Drivers who fail to get at least seven hours a sleep per night face a much higher risk of being involved in an auto accident, and are also more likely to be the responsible party in a crash, according to the findings of new research.
In a study published last month in the medical journal Sleep, researchers found an elevated risk of culpable crash involvement for those who have slept less than seven hours in a 24 hour period, and even greater risk as the hours of sleep decreased, highlighting the dangers of drowsy driving.
Researchers examined data collected by the U.S. Department of Transportation on nearly 7,000 crashes, and driver interviews from 2005 to 2007, in an attempt to quantify a relationship between acute sleep deprivation and being responsible for a motor vehicle crash.
The study found that an increased risk of auto accidents when viewing the previous 24 hour sleep patterns of those involved in accidents. Researchers found those who got six, five, or four hours of sleep had 1.3, 1.9 and 2.9 times the odds of being the culpable party involved in a vehicle crash, when compared to those who received seven to nine hours of sleep.
Individuals who reported receiving less than four hours of sleep in the previous 24 hours, the data suggested they were 15.1 times more likely to be culpable for a crash, and 3.4 times more likely to be involved in a single-vehicle crash.
Drivers who were found to have recent sleep pattern changes and driving for more than three hours at a time were also found to have increased culpability rates.
Previous data has found millions of drivers in the U.S. fall asleep behind the wheel each month, with more than 15 percent of all fatal crashes involving drowsy drivers. Drowsiness causes a person to have slower reaction times and experience impaired attention, impaired mental processing, judgment and decision making.

-------------------------

▸ Apply what you read
A. In the text on the sleep and crash study, give the passage again starting at "Individuals who reported" and ending at "and decision making.", but switch "fall asleep" to "nod off".
B. List every multiplier that the sleep and crash study text gives as a number of "times" greater odds or likelihood.
C. Extend the text on the sleep and crash study beyond its final sentence.

-------------------------

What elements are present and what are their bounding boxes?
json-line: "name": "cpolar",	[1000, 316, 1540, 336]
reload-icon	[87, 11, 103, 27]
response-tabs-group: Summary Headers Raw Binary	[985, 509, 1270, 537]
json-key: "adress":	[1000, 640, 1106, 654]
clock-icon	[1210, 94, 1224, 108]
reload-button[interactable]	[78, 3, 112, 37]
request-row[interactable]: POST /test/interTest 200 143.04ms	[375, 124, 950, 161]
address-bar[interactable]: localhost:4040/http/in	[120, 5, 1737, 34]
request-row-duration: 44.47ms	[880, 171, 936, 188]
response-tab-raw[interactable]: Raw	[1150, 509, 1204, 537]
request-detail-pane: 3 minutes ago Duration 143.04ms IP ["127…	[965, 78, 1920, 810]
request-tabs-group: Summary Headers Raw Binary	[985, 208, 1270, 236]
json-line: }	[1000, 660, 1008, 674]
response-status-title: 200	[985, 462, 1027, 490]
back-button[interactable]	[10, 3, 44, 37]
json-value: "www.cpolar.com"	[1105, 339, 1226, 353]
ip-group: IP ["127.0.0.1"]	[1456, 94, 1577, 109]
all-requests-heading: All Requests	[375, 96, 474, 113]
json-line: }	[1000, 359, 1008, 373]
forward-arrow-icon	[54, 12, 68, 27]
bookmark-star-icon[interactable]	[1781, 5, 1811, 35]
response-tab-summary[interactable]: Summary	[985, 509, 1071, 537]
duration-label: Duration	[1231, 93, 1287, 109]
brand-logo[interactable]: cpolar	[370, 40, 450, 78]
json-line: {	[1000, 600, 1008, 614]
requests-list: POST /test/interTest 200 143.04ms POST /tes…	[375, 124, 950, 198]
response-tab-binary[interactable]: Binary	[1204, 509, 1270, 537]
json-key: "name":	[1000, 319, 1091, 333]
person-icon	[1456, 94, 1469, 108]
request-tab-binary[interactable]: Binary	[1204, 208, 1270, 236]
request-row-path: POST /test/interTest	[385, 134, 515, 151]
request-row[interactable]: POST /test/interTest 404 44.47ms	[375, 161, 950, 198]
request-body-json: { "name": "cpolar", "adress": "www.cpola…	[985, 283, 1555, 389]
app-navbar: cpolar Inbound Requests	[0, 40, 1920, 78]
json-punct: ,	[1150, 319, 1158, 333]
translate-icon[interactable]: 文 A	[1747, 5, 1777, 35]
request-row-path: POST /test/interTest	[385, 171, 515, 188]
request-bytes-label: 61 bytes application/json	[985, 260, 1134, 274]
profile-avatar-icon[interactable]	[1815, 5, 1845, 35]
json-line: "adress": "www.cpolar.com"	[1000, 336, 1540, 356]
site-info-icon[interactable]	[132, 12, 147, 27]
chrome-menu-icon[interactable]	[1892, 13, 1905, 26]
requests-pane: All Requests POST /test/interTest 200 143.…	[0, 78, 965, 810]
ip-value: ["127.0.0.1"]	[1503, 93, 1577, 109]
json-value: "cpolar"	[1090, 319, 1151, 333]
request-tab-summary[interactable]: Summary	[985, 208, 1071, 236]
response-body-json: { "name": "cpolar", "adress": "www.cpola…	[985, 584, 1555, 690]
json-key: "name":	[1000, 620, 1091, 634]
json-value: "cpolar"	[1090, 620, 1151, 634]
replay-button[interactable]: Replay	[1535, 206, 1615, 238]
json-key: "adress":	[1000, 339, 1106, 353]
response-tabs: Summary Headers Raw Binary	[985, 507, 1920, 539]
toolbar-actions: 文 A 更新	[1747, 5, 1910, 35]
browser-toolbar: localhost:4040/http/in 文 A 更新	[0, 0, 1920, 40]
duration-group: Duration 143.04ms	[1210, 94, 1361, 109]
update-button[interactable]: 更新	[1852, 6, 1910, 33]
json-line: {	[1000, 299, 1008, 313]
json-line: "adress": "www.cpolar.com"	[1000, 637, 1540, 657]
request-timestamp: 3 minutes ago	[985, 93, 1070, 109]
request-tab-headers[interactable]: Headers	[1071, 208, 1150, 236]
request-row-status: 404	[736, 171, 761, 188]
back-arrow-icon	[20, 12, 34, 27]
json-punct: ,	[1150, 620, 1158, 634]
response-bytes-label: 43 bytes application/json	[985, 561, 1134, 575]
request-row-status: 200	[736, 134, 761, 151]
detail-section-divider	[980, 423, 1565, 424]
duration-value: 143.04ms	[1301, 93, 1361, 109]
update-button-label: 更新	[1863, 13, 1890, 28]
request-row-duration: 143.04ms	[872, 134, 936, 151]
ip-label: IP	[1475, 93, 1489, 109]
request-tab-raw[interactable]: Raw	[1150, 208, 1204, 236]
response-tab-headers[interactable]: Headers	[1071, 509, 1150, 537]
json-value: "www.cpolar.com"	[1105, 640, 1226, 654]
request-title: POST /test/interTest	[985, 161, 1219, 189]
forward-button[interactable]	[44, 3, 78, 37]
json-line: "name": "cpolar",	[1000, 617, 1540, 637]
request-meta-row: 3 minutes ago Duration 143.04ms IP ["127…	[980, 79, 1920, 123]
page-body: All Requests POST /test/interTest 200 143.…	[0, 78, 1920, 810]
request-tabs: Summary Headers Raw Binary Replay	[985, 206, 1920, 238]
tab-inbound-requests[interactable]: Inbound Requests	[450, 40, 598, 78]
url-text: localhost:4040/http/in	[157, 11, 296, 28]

-------------------------

▸ Results of the tasks
A.
Individuals who reported receiving less than four hours of sleep in the previous 24 hours, the data suggested they were 15.1 times more likely to be culpable for a crash, and 3.4 times more likely to be involved in a single-vehicle crash.
Drivers who were found to have recent sleep pattern changes and driving for more than three hours at a time were also found to have increased culpability rates.
Previous data has found millions of drivers in the U.S. nod off behind the wheel each month, with more than 15 percent of all fatal crashes involving drowsy drivers. Drowsiness causes a person to have slower reaction times and experience impaired attention, impaired mental processing, judgment and decision making.

B. 1.3, 1.9, 2.9, 15.1, 3.4

C.
Earlier this year in February, the AAA Foundation for Traffic Safety released a drowsy driving study that observed driving behavior of more than 3,500 drivers over a several month period as part of the federally funded Second Strategic Highway Research Program Naturalistic Driving Study. The study was conducted to determine the rate of drowsy driving on U.S. roadways.
Researchers observed 905 severe, moderate, and minor crashes and another 628 crashes that were classified as low risk not requiring the need of emergency responders. Approximately 8.8 to 9.5 percent of crashes observed involved a drowsy driver and between 10.6 and 10.8 percent of moderate crashes involved a drowsy driver.
Previous research by the U.S. National Highway Traffic Safety Administration (NHTSA) estimated drowsy driving to be responsible for approximately 6,000 fatalities annually. A 2017 report examined crash data from 2010, focusing on nearly 33,000 fatal crashes and nearly 4 million auto accidents resulting in injuries. The findings indicated drowsy driving accounted for 5,445 of the fatal crashes and more than 500,000 of the non-fatal collisions involving injuries.